───── Data for processing ─────

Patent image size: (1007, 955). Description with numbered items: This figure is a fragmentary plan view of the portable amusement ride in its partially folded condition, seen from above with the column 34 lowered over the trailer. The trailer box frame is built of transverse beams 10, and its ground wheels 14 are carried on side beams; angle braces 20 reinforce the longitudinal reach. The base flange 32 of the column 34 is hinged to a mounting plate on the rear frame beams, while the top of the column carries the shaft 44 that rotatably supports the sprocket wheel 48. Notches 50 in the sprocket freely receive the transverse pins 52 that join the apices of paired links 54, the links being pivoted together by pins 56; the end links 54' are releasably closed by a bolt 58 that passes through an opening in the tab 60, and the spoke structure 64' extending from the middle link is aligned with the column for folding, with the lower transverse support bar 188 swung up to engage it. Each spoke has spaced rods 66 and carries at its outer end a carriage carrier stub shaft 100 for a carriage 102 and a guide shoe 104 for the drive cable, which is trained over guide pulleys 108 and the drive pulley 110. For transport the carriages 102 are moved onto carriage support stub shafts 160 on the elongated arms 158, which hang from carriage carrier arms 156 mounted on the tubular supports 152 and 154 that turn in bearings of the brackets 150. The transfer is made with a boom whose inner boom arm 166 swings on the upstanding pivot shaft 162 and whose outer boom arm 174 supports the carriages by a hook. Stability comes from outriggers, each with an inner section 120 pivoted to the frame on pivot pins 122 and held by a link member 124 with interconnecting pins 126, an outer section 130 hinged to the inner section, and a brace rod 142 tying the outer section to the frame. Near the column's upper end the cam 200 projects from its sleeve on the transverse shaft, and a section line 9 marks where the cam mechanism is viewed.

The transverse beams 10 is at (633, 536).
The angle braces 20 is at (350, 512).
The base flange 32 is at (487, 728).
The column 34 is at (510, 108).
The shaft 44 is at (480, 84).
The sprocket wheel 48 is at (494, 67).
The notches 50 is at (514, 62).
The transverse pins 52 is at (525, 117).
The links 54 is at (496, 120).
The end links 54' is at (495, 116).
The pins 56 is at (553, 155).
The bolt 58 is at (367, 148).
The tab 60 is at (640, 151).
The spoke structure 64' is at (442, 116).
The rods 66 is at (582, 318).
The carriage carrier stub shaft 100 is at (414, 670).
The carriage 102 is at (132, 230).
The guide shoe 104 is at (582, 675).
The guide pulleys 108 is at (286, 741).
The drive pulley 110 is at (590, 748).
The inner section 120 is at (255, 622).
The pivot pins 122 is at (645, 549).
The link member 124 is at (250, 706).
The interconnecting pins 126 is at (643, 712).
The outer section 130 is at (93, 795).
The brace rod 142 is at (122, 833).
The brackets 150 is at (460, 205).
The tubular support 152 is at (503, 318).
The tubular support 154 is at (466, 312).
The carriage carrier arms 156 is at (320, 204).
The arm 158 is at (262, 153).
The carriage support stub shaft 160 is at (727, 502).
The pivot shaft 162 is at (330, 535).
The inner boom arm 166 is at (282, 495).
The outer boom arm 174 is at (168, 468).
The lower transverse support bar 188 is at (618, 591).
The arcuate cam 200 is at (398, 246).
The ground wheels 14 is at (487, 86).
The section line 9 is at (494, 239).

─────

# What the exercise asks
Reproduce every row above verbatim, in the same order, one line per row.

# Response below
Patent image size: (1007, 955). Description with numbered items: This figure is a fragmentary plan view of the portable amusement ride in its partially folded condition, seen from above with the column 34 lowered over the trailer. The trailer box frame is built of transverse beams 10, and its ground wheels 14 are carried on side beams; angle braces 20 reinforce the longitudinal reach. The base flange 32 of the column 34 is hinged to a mounting plate on the rear frame beams, while the top of the column carries the shaft 44 that rotatably supports the sprocket wheel 48. Notches 50 in the sprocket freely receive the transverse pins 52 that join the apices of paired links 54, the links being pivoted together by pins 56; the end links 54' are releasably closed by a bolt 58 that passes through an opening in the tab 60, and the spoke structure 64' extending from the middle link is aligned with the column for folding, with the lower transverse support bar 188 swung up to engage it. Each spoke has spaced rods 66 and carries at its outer end a carriage carrier stub shaft 100 for a carriage 102 and a guide shoe 104 for the drive cable, which is trained over guide pulleys 108 and the drive pulley 110. For transport the carriages 102 are moved onto carriage support stub shafts 160 on the elongated arms 158, which hang from carriage carrier arms 156 mounted on the tubular supports 152 and 154 that turn in bearings of the brackets 150. The transfer is made with a boom whose inner boom arm 166 swings on the upstanding pivot shaft 162 and whose outer boom arm 174 supports the carriages by a hook. Stability comes from outriggers, each with an inner section 120 pivoted to the frame on pivot pins 122 and held by a link member 124 with interconnecting pins 126, an outer section 130 hinged to the inner section, and a brace rod 142 tying the outer section to the frame. Near the column's upper end the cam 200 projects from its sleeve on the transverse shaft, and a section line 9 marks where the cam mechanism is viewed.

The transverse beams 10 is at (633, 536).
The angle braces 20 is at (350, 512).
The base flange 32 is at (487, 728).
The column 34 is at (510, 108).
The shaft 44 is at (480, 84).
The sprocket wheel 48 is at (494, 67).
The notches 50 is at (514, 62).
The transverse pins 52 is at (525, 117).
The links 54 is at (496, 120).
The end links 54' is at (495, 116).
The pins 56 is at (553, 155).
The bolt 58 is at (367, 148).
The tab 60 is at (640, 151).
The spoke structure 64' is at (442, 116).
The rods 66 is at (582, 318).
The carriage carrier stub shaft 100 is at (414, 670).
The carriage 102 is at (132, 230).
The guide shoe 104 is at (582, 675).
The guide pulleys 108 is at (286, 741).
The drive pulley 110 is at (590, 748).
The inner section 120 is at (255, 622).
The pivot pins 122 is at (645, 549).
The link member 124 is at (250, 706).
The interconnecting pins 126 is at (643, 712).
The outer section 130 is at (93, 795).
The brace rod 142 is at (122, 833).
The brackets 150 is at (460, 205).
The tubular support 152 is at (503, 318).
The tubular support 154 is at (466, 312).
The carriage carrier arms 156 is at (320, 204).
The arm 158 is at (262, 153).
The carriage support stub shaft 160 is at (727, 502).
The pivot shaft 162 is at (330, 535).
The inner boom arm 166 is at (282, 495).
The outer boom arm 174 is at (168, 468).
The lower transverse support bar 188 is at (618, 591).
The arcuate cam 200 is at (398, 246).
The ground wheels 14 is at (487, 86).
The section line 9 is at (494, 239).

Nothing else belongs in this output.